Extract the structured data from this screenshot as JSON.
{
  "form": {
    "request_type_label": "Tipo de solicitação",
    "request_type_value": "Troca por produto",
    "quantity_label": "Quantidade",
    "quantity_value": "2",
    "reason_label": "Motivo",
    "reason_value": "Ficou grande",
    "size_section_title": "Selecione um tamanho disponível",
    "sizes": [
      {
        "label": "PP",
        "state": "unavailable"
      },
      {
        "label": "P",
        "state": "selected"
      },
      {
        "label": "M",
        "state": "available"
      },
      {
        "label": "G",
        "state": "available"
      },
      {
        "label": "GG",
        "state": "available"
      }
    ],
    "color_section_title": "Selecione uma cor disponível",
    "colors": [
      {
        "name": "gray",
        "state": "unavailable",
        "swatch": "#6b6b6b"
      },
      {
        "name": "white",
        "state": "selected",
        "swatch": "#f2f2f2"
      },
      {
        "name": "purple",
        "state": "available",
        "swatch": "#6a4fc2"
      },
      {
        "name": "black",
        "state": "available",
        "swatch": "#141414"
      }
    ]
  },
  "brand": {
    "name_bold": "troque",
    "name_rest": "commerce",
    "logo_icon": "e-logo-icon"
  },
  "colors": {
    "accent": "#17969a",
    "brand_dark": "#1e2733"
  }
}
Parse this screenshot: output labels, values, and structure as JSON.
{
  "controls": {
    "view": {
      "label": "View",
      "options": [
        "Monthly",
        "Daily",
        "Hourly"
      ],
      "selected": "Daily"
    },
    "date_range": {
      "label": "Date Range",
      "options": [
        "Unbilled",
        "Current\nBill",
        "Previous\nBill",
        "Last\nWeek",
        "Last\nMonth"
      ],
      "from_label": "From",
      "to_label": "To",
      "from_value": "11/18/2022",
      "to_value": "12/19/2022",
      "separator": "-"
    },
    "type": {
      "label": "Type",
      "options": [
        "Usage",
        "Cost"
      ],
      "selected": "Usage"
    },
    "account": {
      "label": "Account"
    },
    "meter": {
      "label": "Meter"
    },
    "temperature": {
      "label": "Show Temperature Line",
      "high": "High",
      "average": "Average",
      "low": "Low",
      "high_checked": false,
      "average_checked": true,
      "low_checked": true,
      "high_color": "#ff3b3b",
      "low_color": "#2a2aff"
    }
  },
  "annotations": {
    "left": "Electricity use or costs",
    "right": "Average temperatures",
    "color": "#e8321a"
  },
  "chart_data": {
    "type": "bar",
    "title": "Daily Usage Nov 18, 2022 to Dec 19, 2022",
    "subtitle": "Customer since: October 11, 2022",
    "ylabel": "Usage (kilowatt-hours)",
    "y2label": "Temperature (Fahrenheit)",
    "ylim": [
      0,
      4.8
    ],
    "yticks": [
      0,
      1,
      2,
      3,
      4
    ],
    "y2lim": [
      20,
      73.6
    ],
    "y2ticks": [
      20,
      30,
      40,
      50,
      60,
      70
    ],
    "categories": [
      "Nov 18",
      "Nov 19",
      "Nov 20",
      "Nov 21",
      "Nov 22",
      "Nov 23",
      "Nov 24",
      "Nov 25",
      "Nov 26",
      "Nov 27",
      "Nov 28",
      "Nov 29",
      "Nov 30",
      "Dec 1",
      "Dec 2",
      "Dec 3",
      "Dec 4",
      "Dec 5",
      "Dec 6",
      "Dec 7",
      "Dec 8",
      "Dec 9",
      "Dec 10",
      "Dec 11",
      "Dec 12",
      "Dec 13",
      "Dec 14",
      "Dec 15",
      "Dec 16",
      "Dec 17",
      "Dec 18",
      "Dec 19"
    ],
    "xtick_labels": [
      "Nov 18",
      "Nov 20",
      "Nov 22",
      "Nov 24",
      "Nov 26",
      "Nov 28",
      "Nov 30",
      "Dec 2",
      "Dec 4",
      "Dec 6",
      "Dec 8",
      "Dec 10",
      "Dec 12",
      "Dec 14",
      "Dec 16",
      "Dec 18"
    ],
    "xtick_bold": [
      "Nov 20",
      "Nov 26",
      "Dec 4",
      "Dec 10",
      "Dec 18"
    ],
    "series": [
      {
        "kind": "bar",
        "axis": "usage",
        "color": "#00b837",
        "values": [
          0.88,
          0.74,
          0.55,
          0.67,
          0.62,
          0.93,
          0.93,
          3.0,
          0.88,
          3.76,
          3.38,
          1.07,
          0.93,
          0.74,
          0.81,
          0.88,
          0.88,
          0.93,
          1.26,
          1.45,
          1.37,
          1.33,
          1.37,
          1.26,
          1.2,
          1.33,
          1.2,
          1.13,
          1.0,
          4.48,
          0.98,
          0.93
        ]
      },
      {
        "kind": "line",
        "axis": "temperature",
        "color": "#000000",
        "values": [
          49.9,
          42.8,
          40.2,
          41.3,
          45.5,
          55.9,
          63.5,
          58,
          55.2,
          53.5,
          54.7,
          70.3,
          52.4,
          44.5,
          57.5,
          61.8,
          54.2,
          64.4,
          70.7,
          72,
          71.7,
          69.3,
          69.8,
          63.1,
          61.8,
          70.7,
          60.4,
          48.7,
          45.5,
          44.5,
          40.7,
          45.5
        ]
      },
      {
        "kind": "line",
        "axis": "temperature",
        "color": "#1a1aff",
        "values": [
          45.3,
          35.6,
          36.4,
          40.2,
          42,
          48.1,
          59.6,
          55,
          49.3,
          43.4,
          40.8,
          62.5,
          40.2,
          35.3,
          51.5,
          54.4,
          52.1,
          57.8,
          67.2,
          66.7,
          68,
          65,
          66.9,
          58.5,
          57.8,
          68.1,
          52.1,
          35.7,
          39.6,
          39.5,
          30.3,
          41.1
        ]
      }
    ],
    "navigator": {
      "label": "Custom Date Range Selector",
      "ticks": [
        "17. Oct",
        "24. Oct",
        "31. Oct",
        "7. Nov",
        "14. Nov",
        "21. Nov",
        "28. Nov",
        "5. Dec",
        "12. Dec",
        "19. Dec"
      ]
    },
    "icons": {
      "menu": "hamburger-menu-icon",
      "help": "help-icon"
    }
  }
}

^^^^^^^^^^^^^^^^

DO THIS:
Return every record above exactly as it appears.

ANSWER BELOW:
Extract the structured data from this screenshot as JSON.
{
  "form": {
    "request_type_label": "Tipo de solicitação",
    "request_type_value": "Troca por produto",
    "quantity_label": "Quantidade",
    "quantity_value": "2",
    "reason_label": "Motivo",
    "reason_value": "Ficou grande",
    "size_section_title": "Selecione um tamanho disponível",
    "sizes": [
      {
        "label": "PP",
        "state": "unavailable"
      },
      {
        "label": "P",
        "state": "selected"
      },
      {
        "label": "M",
        "state": "available"
      },
      {
        "label": "G",
        "state": "available"
      },
      {
        "label": "GG",
        "state": "available"
      }
    ],
    "color_section_title": "Selecione uma cor disponível",
    "colors": [
      {
        "name": "gray",
        "state": "unavailable",
        "swatch": "#6b6b6b"
      },
      {
        "name": "white",
        "state": "selected",
        "swatch": "#f2f2f2"
      },
      {
        "name": "purple",
        "state": "available",
        "swatch": "#6a4fc2"
      },
      {
        "name": "black",
        "state": "available",
        "swatch": "#141414"
      }
    ]
  },
  "brand": {
    "name_bold": "troque",
    "name_rest": "commerce",
    "logo_icon": "e-logo-icon"
  },
  "colors": {
    "accent": "#17969a",
    "brand_dark": "#1e2733"
  }
}
Parse this screenshot: output labels, values, and structure as JSON.
{
  "controls": {
    "view": {
      "label": "View",
      "options": [
        "Monthly",
        "Daily",
        "Hourly"
      ],
      "selected": "Daily"
    },
    "date_range": {
      "label": "Date Range",
      "options": [
        "Unbilled",
        "Current\nBill",
        "Previous\nBill",
        "Last\nWeek",
        "Last\nMonth"
      ],
      "from_label": "From",
      "to_label": "To",
      "from_value": "11/18/2022",
      "to_value": "12/19/2022",
      "separator": "-"
    },
    "type": {
      "label": "Type",
      "options": [
        "Usage",
        "Cost"
      ],
      "selected": "Usage"
    },
    "account": {
      "label": "Account"
    },
    "meter": {
      "label": "Meter"
    },
    "temperature": {
      "label": "Show Temperature Line",
      "high": "High",
      "average": "Average",
      "low": "Low",
      "high_checked": false,
      "average_checked": true,
      "low_checked": true,
      "high_color": "#ff3b3b",
      "low_color": "#2a2aff"
    }
  },
  "annotations": {
    "left": "Electricity use or costs",
    "right": "Average temperatures",
    "color": "#e8321a"
  },
  "chart_data": {
    "type": "bar",
    "title": "Daily Usage Nov 18, 2022 to Dec 19, 2022",
    "subtitle": "Customer since: October 11, 2022",
    "ylabel": "Usage (kilowatt-hours)",
    "y2label": "Temperature (Fahrenheit)",
    "ylim": [
      0,
      4.8
    ],
    "yticks": [
      0,
      1,
      2,
      3,
      4
    ],
    "y2lim": [
      20,
      73.6
    ],
    "y2ticks": [
      20,
      30,
      40,
      50,
      60,
      70
    ],
    "categories": [
      "Nov 18",
      "Nov 19",
      "Nov 20",
      "Nov 21",
      "Nov 22",
      "Nov 23",
      "Nov 24",
      "Nov 25",
      "Nov 26",
      "Nov 27",
      "Nov 28",
      "Nov 29",
      "Nov 30",
      "Dec 1",
      "Dec 2",
      "Dec 3",
      "Dec 4",
      "Dec 5",
      "Dec 6",
      "Dec 7",
      "Dec 8",
      "Dec 9",
      "Dec 10",
      "Dec 11",
      "Dec 12",
      "Dec 13",
      "Dec 14",
      "Dec 15",
      "Dec 16",
      "Dec 17",
      "Dec 18",
      "Dec 19"
    ],
    "xtick_labels": [
      "Nov 18",
      "Nov 20",
      "Nov 22",
      "Nov 24",
      "Nov 26",
      "Nov 28",
      "Nov 30",
      "Dec 2",
      "Dec 4",
      "Dec 6",
      "Dec 8",
      "Dec 10",
      "Dec 12",
      "Dec 14",
      "Dec 16",
      "Dec 18"
    ],
    "xtick_bold": [
      "Nov 20",
      "Nov 26",
      "Dec 4",
      "Dec 10",
      "Dec 18"
    ],
    "series": [
      {
        "kind": "bar",
        "axis": "usage",
        "color": "#00b837",
        "values": [
          0.88,
          0.74,
          0.55,
          0.67,
          0.62,
          0.93,
          0.93,
          3.0,
          0.88,
          3.76,
          3.38,
          1.07,
          0.93,
          0.74,
          0.81,
          0.88,
          0.88,
          0.93,
          1.26,
          1.45,
          1.37,
          1.33,
          1.37,
          1.26,
          1.2,
          1.33,
          1.2,
          1.13,
          1.0,
          4.48,
          0.98,
          0.93
        ]
      },
      {
        "kind": "line",
        "axis": "temperature",
        "color": "#000000",
        "values": [
          49.9,
          42.8,
          40.2,
          41.3,
          45.5,
          55.9,
          63.5,
          58,
          55.2,
          53.5,
          54.7,
          70.3,
          52.4,
          44.5,
          57.5,
          61.8,
          54.2,
          64.4,
          70.7,
          72,
          71.7,
          69.3,
          69.8,
          63.1,
          61.8,
          70.7,
          60.4,
          48.7,
          45.5,
          44.5,
          40.7,
          45.5
        ]
      },
      {
        "kind": "line",
        "axis": "temperature",
        "color": "#1a1aff",
        "values": [
          45.3,
          35.6,
          36.4,
          40.2,
          42,
          48.1,
          59.6,
          55,
          49.3,
          43.4,
          40.8,
          62.5,
          40.2,
          35.3,
          51.5,
          54.4,
          52.1,
          57.8,
          67.2,
          66.7,
          68,
          65,
          66.9,
          58.5,
          57.8,
          68.1,
          52.1,
          35.7,
          39.6,
          39.5,
          30.3,
          41.1
        ]
      }
    ],
    "navigator": {
      "label": "Custom Date Range Selector",
      "ticks": [
        "17. Oct",
        "24. Oct",
        "31. Oct",
        "7. Nov",
        "14. Nov",
        "21. Nov",
        "28. Nov",
        "5. Dec",
        "12. Dec",
        "19. Dec"
      ]
    },
    "icons": {
      "menu": "hamburger-menu-icon",
      "help": "help-icon"
    }
  }
}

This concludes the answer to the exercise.